(Data records)
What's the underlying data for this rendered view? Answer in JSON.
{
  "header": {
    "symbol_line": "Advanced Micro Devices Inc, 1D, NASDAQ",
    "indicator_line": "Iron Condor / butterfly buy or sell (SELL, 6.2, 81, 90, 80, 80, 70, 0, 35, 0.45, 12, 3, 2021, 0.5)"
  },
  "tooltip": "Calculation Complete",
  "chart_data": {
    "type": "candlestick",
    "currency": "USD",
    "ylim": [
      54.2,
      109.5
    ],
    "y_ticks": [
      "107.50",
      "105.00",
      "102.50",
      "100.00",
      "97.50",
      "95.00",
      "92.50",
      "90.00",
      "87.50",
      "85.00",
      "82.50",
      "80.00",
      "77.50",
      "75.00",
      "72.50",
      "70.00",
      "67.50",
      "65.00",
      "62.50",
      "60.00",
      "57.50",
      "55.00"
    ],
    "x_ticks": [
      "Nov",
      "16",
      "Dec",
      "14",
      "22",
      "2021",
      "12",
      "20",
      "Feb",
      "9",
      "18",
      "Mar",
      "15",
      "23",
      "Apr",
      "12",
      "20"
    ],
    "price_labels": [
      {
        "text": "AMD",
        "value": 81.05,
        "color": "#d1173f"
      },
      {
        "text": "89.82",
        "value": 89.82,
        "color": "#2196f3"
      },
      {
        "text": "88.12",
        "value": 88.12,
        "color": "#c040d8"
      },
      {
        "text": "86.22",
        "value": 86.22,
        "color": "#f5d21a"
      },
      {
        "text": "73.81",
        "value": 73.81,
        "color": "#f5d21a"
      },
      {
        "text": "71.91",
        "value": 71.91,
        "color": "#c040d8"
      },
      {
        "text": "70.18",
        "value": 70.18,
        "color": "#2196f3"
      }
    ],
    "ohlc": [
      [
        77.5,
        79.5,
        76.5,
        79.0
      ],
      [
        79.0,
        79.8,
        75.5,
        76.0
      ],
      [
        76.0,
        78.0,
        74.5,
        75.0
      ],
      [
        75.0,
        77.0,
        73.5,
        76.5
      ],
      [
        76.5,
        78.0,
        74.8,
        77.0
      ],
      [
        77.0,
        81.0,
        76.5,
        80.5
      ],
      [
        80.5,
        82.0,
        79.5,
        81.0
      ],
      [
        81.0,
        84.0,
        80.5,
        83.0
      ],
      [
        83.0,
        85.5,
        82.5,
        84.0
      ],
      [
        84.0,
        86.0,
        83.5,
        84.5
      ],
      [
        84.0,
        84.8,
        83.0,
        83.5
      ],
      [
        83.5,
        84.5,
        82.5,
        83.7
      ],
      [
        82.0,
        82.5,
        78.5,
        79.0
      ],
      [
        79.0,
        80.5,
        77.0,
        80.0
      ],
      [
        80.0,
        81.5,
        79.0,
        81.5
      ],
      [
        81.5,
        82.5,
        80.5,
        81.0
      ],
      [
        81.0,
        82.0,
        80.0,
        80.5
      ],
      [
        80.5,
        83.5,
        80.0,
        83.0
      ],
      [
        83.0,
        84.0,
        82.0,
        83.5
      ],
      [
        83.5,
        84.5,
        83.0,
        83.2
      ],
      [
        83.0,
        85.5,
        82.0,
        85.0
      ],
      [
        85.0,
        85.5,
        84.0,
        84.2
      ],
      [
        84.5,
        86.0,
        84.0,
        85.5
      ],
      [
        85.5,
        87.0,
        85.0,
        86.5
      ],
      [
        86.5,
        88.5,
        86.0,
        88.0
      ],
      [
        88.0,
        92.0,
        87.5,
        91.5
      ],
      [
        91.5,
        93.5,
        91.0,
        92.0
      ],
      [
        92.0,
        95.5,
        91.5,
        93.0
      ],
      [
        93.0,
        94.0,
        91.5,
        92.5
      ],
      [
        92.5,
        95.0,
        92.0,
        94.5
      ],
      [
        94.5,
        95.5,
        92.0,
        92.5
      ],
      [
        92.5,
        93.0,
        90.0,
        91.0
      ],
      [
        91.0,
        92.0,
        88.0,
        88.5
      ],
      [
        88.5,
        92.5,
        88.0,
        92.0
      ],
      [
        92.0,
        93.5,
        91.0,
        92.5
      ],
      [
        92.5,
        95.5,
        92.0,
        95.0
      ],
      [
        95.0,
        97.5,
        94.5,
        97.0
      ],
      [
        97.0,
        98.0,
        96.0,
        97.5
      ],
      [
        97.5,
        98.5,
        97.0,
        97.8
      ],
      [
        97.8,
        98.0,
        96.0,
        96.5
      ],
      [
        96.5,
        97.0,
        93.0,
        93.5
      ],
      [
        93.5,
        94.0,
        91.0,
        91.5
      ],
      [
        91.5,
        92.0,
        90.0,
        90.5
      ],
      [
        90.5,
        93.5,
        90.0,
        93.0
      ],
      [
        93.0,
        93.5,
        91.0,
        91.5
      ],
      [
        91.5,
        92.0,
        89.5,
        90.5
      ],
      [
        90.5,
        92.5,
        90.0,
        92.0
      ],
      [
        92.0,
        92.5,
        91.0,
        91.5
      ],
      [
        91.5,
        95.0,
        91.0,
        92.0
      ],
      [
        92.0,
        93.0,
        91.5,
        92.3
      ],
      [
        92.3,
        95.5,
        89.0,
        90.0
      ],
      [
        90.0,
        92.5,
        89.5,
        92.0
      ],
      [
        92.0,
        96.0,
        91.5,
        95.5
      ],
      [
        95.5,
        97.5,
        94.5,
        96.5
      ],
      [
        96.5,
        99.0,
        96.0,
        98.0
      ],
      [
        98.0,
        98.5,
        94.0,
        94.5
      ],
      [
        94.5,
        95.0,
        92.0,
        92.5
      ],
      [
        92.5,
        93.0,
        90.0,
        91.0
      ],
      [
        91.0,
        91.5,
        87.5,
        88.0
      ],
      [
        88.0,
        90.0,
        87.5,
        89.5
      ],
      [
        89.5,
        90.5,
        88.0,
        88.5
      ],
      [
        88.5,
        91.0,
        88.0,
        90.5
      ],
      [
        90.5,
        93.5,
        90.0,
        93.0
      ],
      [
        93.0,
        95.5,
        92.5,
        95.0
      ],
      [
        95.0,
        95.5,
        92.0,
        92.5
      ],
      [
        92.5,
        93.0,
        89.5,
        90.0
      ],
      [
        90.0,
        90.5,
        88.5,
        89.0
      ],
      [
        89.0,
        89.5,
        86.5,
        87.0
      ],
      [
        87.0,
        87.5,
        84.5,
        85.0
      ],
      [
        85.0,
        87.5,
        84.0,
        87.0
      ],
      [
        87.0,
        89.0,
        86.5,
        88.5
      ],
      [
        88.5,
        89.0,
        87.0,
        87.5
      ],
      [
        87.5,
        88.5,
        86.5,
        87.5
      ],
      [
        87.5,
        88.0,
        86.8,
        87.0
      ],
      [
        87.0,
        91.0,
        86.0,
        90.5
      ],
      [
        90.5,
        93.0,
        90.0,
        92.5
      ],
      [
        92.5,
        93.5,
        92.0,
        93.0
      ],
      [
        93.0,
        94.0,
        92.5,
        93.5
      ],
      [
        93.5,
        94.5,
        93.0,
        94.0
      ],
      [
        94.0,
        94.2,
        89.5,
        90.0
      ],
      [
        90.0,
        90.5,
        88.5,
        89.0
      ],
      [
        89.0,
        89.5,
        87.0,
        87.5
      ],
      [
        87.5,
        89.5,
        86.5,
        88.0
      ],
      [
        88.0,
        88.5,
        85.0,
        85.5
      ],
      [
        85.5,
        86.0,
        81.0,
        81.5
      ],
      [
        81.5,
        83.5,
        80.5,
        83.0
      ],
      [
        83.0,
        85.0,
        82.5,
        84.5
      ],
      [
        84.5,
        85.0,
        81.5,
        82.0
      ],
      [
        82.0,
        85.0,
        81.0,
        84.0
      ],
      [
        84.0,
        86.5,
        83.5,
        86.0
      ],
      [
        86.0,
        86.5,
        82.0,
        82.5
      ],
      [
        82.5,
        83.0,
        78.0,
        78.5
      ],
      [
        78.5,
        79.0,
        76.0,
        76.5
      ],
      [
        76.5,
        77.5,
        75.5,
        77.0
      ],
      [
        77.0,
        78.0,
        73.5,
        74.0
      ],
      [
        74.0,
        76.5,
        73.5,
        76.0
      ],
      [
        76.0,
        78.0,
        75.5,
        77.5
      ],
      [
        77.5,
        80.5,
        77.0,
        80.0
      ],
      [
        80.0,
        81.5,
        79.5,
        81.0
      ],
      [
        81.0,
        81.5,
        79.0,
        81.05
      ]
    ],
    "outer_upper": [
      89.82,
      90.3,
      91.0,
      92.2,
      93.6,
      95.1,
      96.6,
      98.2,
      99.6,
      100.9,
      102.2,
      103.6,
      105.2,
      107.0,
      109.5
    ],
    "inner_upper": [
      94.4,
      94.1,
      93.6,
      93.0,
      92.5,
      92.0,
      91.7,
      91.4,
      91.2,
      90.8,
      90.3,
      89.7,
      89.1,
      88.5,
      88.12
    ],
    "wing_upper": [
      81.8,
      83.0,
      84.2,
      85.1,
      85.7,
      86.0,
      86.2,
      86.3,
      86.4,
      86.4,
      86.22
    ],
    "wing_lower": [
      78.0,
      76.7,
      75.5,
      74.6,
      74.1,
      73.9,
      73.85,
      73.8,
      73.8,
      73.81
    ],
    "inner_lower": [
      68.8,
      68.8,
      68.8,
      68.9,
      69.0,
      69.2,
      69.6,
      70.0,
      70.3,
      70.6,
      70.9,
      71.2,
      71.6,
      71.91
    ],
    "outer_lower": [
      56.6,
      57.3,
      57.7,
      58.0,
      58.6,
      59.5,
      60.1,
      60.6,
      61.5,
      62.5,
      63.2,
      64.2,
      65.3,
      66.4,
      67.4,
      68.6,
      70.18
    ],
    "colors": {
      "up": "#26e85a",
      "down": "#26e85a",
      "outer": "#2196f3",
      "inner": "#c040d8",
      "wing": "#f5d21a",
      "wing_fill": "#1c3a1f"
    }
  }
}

## What the task asks
From the material above, copy each line that includes the word "value".

## Answer to the task
        "value": 81.05,
        "value": 89.82,
        "value": 88.12,
        "value": 86.22,
        "value": 73.81,
        "value": 71.91,
        "value": 70.18,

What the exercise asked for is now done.